**** Extracted records
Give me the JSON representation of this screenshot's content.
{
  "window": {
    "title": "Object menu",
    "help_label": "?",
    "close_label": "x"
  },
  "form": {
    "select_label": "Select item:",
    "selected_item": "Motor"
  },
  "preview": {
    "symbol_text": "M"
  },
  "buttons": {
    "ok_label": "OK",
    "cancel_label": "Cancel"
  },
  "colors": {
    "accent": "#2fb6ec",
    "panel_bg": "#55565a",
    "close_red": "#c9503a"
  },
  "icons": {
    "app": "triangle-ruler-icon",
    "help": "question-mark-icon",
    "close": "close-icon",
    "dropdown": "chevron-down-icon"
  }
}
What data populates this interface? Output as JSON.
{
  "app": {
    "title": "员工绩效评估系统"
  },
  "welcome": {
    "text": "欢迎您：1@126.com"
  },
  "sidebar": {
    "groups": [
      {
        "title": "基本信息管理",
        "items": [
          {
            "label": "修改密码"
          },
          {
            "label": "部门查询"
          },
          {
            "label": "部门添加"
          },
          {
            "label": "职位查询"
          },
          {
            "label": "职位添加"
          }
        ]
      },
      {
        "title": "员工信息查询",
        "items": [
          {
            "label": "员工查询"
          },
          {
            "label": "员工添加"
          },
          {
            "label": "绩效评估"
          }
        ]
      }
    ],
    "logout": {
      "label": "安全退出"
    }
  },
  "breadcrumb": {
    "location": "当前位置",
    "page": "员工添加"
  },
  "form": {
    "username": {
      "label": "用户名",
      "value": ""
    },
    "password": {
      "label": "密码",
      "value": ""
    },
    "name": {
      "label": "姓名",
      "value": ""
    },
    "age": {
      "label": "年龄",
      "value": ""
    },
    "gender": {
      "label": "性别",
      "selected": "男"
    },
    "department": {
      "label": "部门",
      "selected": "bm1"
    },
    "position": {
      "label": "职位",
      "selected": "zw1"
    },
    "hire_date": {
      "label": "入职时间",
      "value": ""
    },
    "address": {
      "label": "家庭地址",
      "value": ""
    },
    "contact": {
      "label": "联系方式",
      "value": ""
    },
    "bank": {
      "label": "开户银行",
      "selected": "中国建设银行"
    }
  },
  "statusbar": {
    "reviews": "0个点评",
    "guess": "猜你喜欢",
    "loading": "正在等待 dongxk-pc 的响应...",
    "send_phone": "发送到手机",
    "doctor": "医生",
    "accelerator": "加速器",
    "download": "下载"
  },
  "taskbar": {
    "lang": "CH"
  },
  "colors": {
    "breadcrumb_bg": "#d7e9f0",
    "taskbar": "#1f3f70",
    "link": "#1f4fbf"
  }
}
********
What you will do -> Reproduce all of the records exactly.

Right answer ->
Give me the JSON representation of this screenshot's content.
{
  "window": {
    "title": "Object menu",
    "help_label": "?",
    "close_label": "x"
  },
  "form": {
    "select_label": "Select item:",
    "selected_item": "Motor"
  },
  "preview": {
    "symbol_text": "M"
  },
  "buttons": {
    "ok_label": "OK",
    "cancel_label": "Cancel"
  },
  "colors": {
    "accent": "#2fb6ec",
    "panel_bg": "#55565a",
    "close_red": "#c9503a"
  },
  "icons": {
    "app": "triangle-ruler-icon",
    "help": "question-mark-icon",
    "close": "close-icon",
    "dropdown": "chevron-down-icon"
  }
}
What data populates this interface? Output as JSON.
{
  "app": {
    "title": "员工绩效评估系统"
  },
  "welcome": {
    "text": "欢迎您：1@126.com"
  },
  "sidebar": {
    "groups": [
      {
        "title": "基本信息管理",
        "items": [
          {
            "label": "修改密码"
          },
          {
            "label": "部门查询"
          },
          {
            "label": "部门添加"
          },
          {
            "label": "职位查询"
          },
          {
            "label": "职位添加"
          }
        ]
      },
      {
        "title": "员工信息查询",
        "items": [
          {
            "label": "员工查询"
          },
          {
            "label": "员工添加"
          },
          {
            "label": "绩效评估"
          }
        ]
      }
    ],
    "logout": {
      "label": "安全退出"
    }
  },
  "breadcrumb": {
    "location": "当前位置",
    "page": "员工添加"
  },
  "form": {
    "username": {
      "label": "用户名",
      "value": ""
    },
    "password": {
      "label": "密码",
      "value": ""
    },
    "name": {
      "label": "姓名",
      "value": ""
    },
    "age": {
      "label": "年龄",
      "value": ""
    },
    "gender": {
      "label": "性别",
      "selected": "男"
    },
    "department": {
      "label": "部门",
      "selected": "bm1"
    },
    "position": {
      "label": "职位",
      "selected": "zw1"
    },
    "hire_date": {
      "label": "入职时间",
      "value": ""
    },
    "address": {
      "label": "家庭地址",
      "value": ""
    },
    "contact": {
      "label": "联系方式",
      "value": ""
    },
    "bank": {
      "label": "开户银行",
      "selected": "中国建设银行"
    }
  },
  "statusbar": {
    "reviews": "0个点评",
    "guess": "猜你喜欢",
    "loading": "正在等待 dongxk-pc 的响应...",
    "send_phone": "发送到手机",
    "doctor": "医生",
    "accelerator": "加速器",
    "download": "下载"
  },
  "taskbar": {
    "lang": "CH"
  },
  "colors": {
    "breadcrumb_bg": "#d7e9f0",
    "taskbar": "#1f3f70",
    "link": "#1f4fbf"
  }
}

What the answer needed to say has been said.